Problem details: Search the listing for "метафору" and copy every line where it appears.

Saved entries:
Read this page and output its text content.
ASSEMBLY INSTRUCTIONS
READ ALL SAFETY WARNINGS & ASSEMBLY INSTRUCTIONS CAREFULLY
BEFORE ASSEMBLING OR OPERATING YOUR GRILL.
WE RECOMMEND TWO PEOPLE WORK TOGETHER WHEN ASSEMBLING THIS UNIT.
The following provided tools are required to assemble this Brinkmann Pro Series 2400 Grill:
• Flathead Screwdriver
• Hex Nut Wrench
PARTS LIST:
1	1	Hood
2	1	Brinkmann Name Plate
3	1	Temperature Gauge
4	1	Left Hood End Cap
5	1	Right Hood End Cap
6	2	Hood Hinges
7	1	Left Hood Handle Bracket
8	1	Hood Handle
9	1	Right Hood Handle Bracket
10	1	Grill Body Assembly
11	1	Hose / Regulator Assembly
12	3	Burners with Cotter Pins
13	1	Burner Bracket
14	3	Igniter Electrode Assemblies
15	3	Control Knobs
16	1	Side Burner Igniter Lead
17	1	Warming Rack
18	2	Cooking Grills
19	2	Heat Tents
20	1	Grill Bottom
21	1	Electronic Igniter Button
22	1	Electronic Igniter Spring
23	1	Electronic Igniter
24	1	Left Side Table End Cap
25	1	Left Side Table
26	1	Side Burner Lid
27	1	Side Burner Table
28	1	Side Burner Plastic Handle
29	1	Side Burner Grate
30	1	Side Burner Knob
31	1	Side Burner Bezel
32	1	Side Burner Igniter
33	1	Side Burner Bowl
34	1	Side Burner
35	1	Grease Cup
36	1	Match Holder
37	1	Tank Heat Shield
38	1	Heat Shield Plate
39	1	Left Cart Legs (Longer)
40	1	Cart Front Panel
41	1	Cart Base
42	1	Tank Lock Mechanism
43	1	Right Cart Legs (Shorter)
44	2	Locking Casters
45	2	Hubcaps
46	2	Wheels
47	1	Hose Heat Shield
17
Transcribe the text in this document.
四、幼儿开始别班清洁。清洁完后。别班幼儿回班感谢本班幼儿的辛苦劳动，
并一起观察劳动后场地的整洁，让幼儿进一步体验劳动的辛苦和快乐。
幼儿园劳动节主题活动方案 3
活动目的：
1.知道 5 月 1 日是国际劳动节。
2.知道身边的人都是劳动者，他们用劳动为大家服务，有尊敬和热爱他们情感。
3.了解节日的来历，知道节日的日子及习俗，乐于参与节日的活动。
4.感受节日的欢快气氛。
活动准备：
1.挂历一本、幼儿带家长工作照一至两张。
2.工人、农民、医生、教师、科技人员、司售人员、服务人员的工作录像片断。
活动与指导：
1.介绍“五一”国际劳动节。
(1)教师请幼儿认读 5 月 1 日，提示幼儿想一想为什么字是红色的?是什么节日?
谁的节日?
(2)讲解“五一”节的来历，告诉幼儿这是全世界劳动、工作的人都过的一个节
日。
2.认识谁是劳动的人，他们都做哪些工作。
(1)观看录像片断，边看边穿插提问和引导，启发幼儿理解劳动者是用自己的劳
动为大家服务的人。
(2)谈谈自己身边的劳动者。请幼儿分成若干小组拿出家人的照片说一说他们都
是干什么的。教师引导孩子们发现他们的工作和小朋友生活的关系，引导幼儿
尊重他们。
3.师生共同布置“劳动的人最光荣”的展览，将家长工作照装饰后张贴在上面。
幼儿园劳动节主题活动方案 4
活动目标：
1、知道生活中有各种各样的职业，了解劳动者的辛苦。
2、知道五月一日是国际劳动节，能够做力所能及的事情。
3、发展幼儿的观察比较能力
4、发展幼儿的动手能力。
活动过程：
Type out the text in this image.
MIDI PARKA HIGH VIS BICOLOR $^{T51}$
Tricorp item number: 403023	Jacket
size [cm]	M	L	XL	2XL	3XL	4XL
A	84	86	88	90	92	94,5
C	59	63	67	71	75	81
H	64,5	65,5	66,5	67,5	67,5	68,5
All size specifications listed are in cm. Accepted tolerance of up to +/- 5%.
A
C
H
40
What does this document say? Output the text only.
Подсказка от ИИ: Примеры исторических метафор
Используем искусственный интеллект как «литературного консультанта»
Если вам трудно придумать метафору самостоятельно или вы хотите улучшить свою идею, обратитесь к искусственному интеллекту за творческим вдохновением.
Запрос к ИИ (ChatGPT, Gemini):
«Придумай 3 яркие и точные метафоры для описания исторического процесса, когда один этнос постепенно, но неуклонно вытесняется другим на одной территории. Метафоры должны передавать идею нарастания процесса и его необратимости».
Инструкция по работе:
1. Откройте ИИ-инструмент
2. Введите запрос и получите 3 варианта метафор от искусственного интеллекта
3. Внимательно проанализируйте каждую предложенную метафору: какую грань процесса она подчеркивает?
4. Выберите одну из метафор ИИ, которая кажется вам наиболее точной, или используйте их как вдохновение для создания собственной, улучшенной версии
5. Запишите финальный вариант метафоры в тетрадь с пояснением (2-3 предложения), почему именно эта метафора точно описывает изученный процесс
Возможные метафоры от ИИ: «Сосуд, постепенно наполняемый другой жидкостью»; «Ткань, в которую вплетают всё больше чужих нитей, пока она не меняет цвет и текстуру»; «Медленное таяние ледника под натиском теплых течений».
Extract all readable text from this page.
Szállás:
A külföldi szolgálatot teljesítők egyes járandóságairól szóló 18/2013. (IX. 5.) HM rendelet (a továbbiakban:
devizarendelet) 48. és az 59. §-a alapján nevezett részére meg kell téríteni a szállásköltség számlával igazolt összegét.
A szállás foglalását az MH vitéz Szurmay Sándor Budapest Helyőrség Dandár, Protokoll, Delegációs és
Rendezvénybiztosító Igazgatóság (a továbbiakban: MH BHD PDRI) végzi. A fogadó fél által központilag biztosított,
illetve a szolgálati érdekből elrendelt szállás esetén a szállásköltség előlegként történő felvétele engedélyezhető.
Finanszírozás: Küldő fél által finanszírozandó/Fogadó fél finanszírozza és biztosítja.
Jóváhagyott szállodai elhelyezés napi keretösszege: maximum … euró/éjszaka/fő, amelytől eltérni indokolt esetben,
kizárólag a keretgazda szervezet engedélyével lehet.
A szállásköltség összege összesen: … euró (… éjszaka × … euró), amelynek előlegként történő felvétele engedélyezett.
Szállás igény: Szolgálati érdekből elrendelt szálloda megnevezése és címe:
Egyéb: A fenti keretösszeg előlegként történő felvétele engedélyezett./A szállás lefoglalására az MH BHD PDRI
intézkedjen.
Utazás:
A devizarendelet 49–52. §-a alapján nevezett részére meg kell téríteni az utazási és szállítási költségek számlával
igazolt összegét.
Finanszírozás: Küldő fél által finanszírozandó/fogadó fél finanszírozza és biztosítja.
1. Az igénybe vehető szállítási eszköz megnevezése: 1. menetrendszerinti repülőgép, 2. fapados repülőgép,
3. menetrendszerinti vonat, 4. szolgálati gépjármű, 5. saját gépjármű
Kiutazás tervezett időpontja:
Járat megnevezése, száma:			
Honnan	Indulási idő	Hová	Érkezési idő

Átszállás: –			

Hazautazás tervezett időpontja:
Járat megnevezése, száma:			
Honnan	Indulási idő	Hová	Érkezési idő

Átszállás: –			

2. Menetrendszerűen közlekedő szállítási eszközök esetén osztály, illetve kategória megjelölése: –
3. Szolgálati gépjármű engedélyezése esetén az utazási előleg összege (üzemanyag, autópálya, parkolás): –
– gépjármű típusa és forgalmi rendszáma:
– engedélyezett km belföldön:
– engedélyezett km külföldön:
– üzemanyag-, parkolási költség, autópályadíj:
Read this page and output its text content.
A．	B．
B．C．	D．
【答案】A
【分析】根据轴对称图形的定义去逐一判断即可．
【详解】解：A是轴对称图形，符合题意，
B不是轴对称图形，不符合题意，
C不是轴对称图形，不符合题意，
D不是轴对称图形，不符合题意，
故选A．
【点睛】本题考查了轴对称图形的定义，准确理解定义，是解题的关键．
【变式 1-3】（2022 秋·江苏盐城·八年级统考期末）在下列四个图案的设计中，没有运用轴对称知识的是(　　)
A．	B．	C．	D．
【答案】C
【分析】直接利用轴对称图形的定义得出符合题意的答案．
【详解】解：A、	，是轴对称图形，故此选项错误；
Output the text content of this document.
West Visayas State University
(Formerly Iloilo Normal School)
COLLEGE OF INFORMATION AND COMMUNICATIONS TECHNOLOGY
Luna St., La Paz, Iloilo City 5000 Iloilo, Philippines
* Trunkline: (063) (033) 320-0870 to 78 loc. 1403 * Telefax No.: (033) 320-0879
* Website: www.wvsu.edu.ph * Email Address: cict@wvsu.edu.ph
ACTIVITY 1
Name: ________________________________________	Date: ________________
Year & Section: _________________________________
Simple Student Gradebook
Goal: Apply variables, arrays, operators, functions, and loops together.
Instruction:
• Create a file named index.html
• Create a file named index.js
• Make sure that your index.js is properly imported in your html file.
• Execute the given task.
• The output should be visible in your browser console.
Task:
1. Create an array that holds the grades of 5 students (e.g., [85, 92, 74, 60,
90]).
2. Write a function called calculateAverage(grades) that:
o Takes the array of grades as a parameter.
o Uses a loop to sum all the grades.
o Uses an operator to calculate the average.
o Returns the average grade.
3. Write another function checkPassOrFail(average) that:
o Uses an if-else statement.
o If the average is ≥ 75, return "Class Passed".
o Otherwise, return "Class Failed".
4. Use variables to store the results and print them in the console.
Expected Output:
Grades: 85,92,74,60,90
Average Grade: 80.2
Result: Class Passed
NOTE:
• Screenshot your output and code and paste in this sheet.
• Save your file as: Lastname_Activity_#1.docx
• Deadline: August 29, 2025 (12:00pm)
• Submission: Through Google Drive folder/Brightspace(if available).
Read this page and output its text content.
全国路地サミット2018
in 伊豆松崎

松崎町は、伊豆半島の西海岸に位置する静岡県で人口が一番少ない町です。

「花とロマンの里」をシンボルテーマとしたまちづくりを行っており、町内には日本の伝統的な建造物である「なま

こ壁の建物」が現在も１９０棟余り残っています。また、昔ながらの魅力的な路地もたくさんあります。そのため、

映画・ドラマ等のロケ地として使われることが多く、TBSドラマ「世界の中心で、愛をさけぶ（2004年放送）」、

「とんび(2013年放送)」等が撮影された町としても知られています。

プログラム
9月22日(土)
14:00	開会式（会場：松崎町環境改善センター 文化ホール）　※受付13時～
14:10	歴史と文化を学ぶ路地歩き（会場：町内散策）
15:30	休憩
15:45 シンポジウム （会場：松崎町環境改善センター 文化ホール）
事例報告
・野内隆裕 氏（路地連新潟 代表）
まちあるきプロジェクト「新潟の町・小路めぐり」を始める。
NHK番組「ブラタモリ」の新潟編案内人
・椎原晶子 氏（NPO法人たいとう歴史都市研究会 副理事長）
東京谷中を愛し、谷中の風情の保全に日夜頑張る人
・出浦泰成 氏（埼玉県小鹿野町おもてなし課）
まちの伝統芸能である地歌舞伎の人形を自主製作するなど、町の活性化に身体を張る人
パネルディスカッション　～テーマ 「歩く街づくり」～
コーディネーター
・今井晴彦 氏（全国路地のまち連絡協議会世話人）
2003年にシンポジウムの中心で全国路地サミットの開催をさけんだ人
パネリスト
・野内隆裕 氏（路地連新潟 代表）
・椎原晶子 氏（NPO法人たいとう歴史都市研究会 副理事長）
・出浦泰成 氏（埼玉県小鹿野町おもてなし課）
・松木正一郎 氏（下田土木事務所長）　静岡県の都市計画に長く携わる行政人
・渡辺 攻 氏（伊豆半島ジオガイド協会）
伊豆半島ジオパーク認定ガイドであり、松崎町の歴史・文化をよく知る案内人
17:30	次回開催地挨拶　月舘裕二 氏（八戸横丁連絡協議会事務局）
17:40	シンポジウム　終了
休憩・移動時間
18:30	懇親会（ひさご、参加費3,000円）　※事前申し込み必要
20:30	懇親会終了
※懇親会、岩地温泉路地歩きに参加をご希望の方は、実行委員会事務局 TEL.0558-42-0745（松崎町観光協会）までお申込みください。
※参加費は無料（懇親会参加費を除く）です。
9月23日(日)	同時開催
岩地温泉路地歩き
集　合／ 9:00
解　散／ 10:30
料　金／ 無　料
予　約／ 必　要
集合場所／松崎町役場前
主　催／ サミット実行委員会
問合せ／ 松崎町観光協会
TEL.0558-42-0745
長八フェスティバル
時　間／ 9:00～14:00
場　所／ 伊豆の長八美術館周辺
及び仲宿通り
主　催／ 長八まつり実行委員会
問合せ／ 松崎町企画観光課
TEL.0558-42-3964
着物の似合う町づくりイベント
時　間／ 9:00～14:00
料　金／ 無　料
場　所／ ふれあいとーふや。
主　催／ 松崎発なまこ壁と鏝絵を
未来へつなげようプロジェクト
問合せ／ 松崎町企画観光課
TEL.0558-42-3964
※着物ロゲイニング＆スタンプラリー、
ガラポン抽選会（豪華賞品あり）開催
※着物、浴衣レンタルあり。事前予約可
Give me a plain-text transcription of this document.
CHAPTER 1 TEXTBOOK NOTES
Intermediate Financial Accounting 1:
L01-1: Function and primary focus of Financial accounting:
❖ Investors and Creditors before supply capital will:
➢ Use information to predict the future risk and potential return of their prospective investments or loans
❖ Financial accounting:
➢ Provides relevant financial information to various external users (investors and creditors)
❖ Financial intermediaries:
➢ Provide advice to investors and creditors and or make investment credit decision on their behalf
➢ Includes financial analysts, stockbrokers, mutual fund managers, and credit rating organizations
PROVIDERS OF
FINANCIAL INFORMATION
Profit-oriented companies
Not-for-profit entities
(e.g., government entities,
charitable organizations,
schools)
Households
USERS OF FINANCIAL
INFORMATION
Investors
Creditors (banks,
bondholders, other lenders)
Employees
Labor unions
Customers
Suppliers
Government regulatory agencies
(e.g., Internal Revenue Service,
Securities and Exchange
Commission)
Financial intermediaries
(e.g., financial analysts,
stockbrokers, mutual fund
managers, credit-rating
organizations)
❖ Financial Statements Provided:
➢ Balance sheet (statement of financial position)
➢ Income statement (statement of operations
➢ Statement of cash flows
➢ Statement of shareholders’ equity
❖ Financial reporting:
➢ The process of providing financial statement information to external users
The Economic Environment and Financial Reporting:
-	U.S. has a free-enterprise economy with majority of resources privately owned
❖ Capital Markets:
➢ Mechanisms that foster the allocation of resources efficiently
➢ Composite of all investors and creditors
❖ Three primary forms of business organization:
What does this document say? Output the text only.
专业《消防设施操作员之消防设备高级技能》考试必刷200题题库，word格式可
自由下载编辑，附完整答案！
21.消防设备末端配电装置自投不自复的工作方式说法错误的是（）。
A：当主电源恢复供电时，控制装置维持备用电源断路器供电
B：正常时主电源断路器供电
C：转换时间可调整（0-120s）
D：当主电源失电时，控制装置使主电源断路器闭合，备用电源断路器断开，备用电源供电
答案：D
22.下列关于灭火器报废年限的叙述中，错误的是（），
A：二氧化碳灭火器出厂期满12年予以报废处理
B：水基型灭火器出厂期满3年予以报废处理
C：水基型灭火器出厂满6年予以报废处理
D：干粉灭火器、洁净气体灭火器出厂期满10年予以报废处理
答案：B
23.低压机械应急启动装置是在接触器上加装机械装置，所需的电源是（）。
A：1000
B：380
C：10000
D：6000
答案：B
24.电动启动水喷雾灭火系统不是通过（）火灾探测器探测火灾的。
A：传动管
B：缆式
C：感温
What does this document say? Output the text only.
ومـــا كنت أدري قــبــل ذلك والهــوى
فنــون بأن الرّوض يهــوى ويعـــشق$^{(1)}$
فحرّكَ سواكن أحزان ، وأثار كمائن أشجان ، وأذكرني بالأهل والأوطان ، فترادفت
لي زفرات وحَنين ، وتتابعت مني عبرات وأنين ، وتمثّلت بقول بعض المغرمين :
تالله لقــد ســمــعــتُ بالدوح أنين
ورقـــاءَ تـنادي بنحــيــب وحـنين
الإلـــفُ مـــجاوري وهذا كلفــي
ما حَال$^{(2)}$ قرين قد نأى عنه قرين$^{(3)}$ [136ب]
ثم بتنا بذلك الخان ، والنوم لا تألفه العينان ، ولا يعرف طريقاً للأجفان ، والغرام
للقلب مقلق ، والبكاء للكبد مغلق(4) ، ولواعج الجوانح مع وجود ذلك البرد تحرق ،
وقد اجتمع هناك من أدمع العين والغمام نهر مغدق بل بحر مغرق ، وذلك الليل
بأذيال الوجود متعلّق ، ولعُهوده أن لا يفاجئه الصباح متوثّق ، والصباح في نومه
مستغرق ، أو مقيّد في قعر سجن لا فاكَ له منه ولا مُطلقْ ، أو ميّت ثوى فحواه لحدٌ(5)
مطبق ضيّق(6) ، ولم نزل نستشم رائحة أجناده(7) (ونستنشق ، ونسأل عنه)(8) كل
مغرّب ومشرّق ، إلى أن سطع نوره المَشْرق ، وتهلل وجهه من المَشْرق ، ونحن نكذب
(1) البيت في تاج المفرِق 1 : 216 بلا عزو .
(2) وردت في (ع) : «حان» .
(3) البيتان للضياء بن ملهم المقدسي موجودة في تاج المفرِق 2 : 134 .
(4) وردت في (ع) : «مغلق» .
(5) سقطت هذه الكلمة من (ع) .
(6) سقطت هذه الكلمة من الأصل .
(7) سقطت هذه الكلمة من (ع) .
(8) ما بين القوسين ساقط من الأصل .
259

Response:
Если вам трудно придумать метафору самостоятельно или вы хотите улучшить свою идею, обратитесь к искусственному интеллекту за творческим вдохновением.
3. Внимательно проанализируйте каждую предложенную метафору: какую грань процесса она подчеркивает?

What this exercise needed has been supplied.